╭─ STORED DATA

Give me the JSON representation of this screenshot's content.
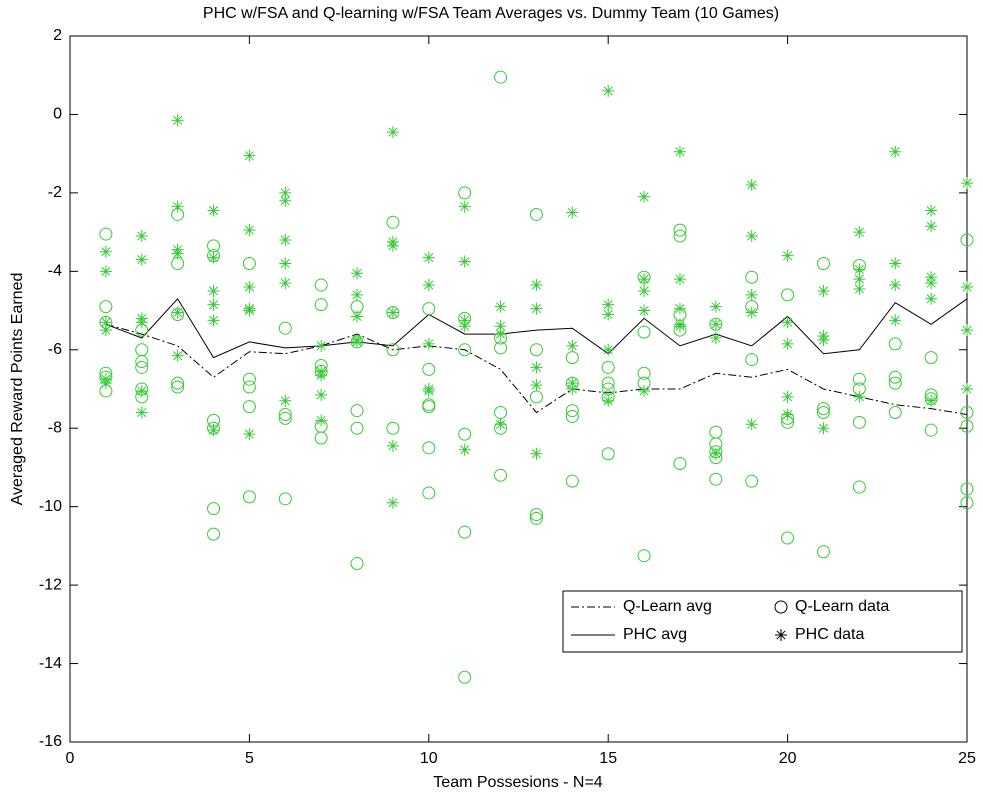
{
  "chart_data": {
    "type": "line",
    "title": "PHC w/FSA and Q-learning w/FSA Team Averages vs. Dummy Team (10 Games)",
    "xlabel": "Team Possesions - N=4",
    "ylabel": "Averaged Reward Points Earned",
    "xlim": [
      0,
      25
    ],
    "ylim": [
      -16,
      2
    ],
    "xticks": [
      0,
      5,
      10,
      15,
      20,
      25
    ],
    "yticks": [
      -16,
      -14,
      -12,
      -10,
      -8,
      -6,
      -4,
      -2,
      0,
      2
    ],
    "legend": "lower right",
    "x": [
      1,
      2,
      3,
      4,
      5,
      6,
      7,
      8,
      9,
      10,
      11,
      12,
      13,
      14,
      15,
      16,
      17,
      18,
      19,
      20,
      21,
      22,
      23,
      24,
      25
    ],
    "series": [
      {
        "name": "Q-Learn avg",
        "color": "#000000",
        "style": "dashdot",
        "values": [
          -5.35,
          -5.6,
          -5.9,
          -6.7,
          -6.05,
          -6.1,
          -5.9,
          -5.6,
          -6.0,
          -5.9,
          -6.0,
          -6.5,
          -7.6,
          -7.0,
          -7.1,
          -7.0,
          -7.0,
          -6.6,
          -6.7,
          -6.5,
          -7.0,
          -7.2,
          -7.4,
          -7.5,
          -7.65
        ]
      },
      {
        "name": "PHC avg",
        "color": "#000000",
        "style": "solid",
        "values": [
          -5.35,
          -5.7,
          -4.7,
          -6.2,
          -5.8,
          -5.95,
          -5.9,
          -5.8,
          -5.9,
          -5.1,
          -5.6,
          -5.6,
          -5.5,
          -5.45,
          -6.1,
          -5.2,
          -5.9,
          -5.6,
          -5.9,
          -5.15,
          -6.1,
          -6.0,
          -4.8,
          -5.35,
          -4.7
        ]
      },
      {
        "name": "Q-Learn data",
        "color": "#33cc33",
        "marker": "o",
        "groups": [
          {
            "x": 1,
            "values": [
              -3.05,
              -4.9,
              -5.3,
              -6.6,
              -6.7,
              -7.05
            ]
          },
          {
            "x": 2,
            "values": [
              -5.5,
              -6.0,
              -6.3,
              -6.45,
              -7.0,
              -7.2
            ]
          },
          {
            "x": 3,
            "values": [
              -2.55,
              -3.8,
              -5.1,
              -6.85,
              -6.95
            ]
          },
          {
            "x": 4,
            "values": [
              -3.35,
              -3.6,
              -7.8,
              -8.0,
              -10.05,
              -10.7
            ]
          },
          {
            "x": 5,
            "values": [
              -3.8,
              -6.75,
              -6.95,
              -7.45,
              -9.75
            ]
          },
          {
            "x": 6,
            "values": [
              -5.45,
              -7.65,
              -7.75,
              -9.8
            ]
          },
          {
            "x": 7,
            "values": [
              -4.35,
              -4.85,
              -6.4,
              -6.55,
              -7.95,
              -8.25
            ]
          },
          {
            "x": 8,
            "values": [
              -4.9,
              -5.8,
              -7.55,
              -8.0,
              -11.45
            ]
          },
          {
            "x": 9,
            "values": [
              -2.75,
              -5.05,
              -6.0,
              -8.0
            ]
          },
          {
            "x": 10,
            "values": [
              -4.95,
              -6.5,
              -7.4,
              -7.45,
              -8.5,
              -9.65
            ]
          },
          {
            "x": 11,
            "values": [
              -2.0,
              -5.2,
              -6.0,
              -8.15,
              -10.65,
              -14.35
            ]
          },
          {
            "x": 12,
            "values": [
              0.95,
              -5.7,
              -5.95,
              -7.6,
              -8.0,
              -9.2
            ]
          },
          {
            "x": 13,
            "values": [
              -2.55,
              -6.0,
              -7.2,
              -10.2,
              -10.3
            ]
          },
          {
            "x": 14,
            "values": [
              -6.2,
              -6.85,
              -7.55,
              -7.7,
              -9.35
            ]
          },
          {
            "x": 15,
            "values": [
              -6.45,
              -6.85,
              -7.0,
              -7.2,
              -8.65
            ]
          },
          {
            "x": 16,
            "values": [
              -4.15,
              -5.55,
              -6.6,
              -6.85,
              -11.25
            ]
          },
          {
            "x": 17,
            "values": [
              -2.95,
              -3.1,
              -5.1,
              -5.5,
              -8.9
            ]
          },
          {
            "x": 18,
            "values": [
              -5.35,
              -8.1,
              -8.4,
              -8.6,
              -8.75,
              -9.3
            ]
          },
          {
            "x": 19,
            "values": [
              -4.15,
              -4.9,
              -6.25,
              -9.35
            ]
          },
          {
            "x": 20,
            "values": [
              -4.6,
              -7.75,
              -7.85,
              -10.8
            ]
          },
          {
            "x": 21,
            "values": [
              -3.8,
              -7.5,
              -7.6,
              -11.15
            ]
          },
          {
            "x": 22,
            "values": [
              -3.85,
              -6.75,
              -7.0,
              -7.85,
              -9.5
            ]
          },
          {
            "x": 23,
            "values": [
              -5.85,
              -6.7,
              -6.85,
              -7.6
            ]
          },
          {
            "x": 24,
            "values": [
              -6.2,
              -7.15,
              -7.25,
              -8.05
            ]
          },
          {
            "x": 25,
            "values": [
              -3.2,
              -7.6,
              -7.95,
              -9.55,
              -9.9
            ]
          }
        ]
      },
      {
        "name": "PHC data",
        "color": "#33cc33",
        "marker": "*",
        "groups": [
          {
            "x": 1,
            "values": [
              -3.5,
              -4.0,
              -5.3,
              -5.5,
              -6.75,
              -6.85
            ]
          },
          {
            "x": 2,
            "values": [
              -3.1,
              -3.7,
              -5.2,
              -5.3,
              -7.05,
              -7.6
            ]
          },
          {
            "x": 3,
            "values": [
              -0.15,
              -2.35,
              -3.45,
              -3.55,
              -5.05,
              -6.15
            ]
          },
          {
            "x": 4,
            "values": [
              -2.45,
              -3.65,
              -4.5,
              -4.85,
              -5.25,
              -8.05
            ]
          },
          {
            "x": 5,
            "values": [
              -1.05,
              -2.95,
              -4.4,
              -4.95,
              -5.0,
              -8.15
            ]
          },
          {
            "x": 6,
            "values": [
              -2.0,
              -2.2,
              -3.2,
              -3.8,
              -4.3,
              -7.3
            ]
          },
          {
            "x": 7,
            "values": [
              -5.9,
              -6.55,
              -6.65,
              -7.15,
              -7.8
            ]
          },
          {
            "x": 8,
            "values": [
              -4.05,
              -4.6,
              -5.15,
              -5.75,
              -5.8
            ]
          },
          {
            "x": 9,
            "values": [
              -0.45,
              -3.25,
              -3.35,
              -5.05,
              -8.45,
              -9.9
            ]
          },
          {
            "x": 10,
            "values": [
              -3.65,
              -4.35,
              -5.85,
              -7.0,
              -7.05
            ]
          },
          {
            "x": 11,
            "values": [
              -2.35,
              -3.75,
              -5.25,
              -5.4,
              -8.55
            ]
          },
          {
            "x": 12,
            "values": [
              -4.9,
              -5.4,
              -5.6,
              -7.9
            ]
          },
          {
            "x": 13,
            "values": [
              -4.35,
              -4.95,
              -6.45,
              -6.9,
              -8.65
            ]
          },
          {
            "x": 14,
            "values": [
              -2.5,
              -5.9,
              -6.85,
              -7.0
            ]
          },
          {
            "x": 15,
            "values": [
              0.6,
              -4.85,
              -5.1,
              -6.0,
              -7.3
            ]
          },
          {
            "x": 16,
            "values": [
              -2.1,
              -4.2,
              -4.5,
              -5.0,
              -7.05
            ]
          },
          {
            "x": 17,
            "values": [
              -0.95,
              -4.2,
              -4.95,
              -5.35,
              -5.4
            ]
          },
          {
            "x": 18,
            "values": [
              -4.9,
              -5.35,
              -5.7,
              -8.65
            ]
          },
          {
            "x": 19,
            "values": [
              -1.8,
              -3.1,
              -4.6,
              -5.05,
              -7.9
            ]
          },
          {
            "x": 20,
            "values": [
              -3.6,
              -5.3,
              -5.85,
              -7.2,
              -7.65
            ]
          },
          {
            "x": 21,
            "values": [
              -4.5,
              -5.65,
              -5.75,
              -8.0
            ]
          },
          {
            "x": 22,
            "values": [
              -3.0,
              -3.95,
              -4.2,
              -4.45,
              -7.2
            ]
          },
          {
            "x": 23,
            "values": [
              -0.95,
              -3.8,
              -4.35,
              -5.25
            ]
          },
          {
            "x": 24,
            "values": [
              -2.45,
              -2.85,
              -4.15,
              -4.3,
              -4.7,
              -7.3
            ]
          },
          {
            "x": 25,
            "values": [
              -1.75,
              -4.4,
              -5.5,
              -7.0
            ]
          }
        ]
      }
    ]
  }
}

╰─

Only the number is wanted: how many lines of these entries contain the string "Team"?

• _RESPONSE TO THIS EXERCISE_
2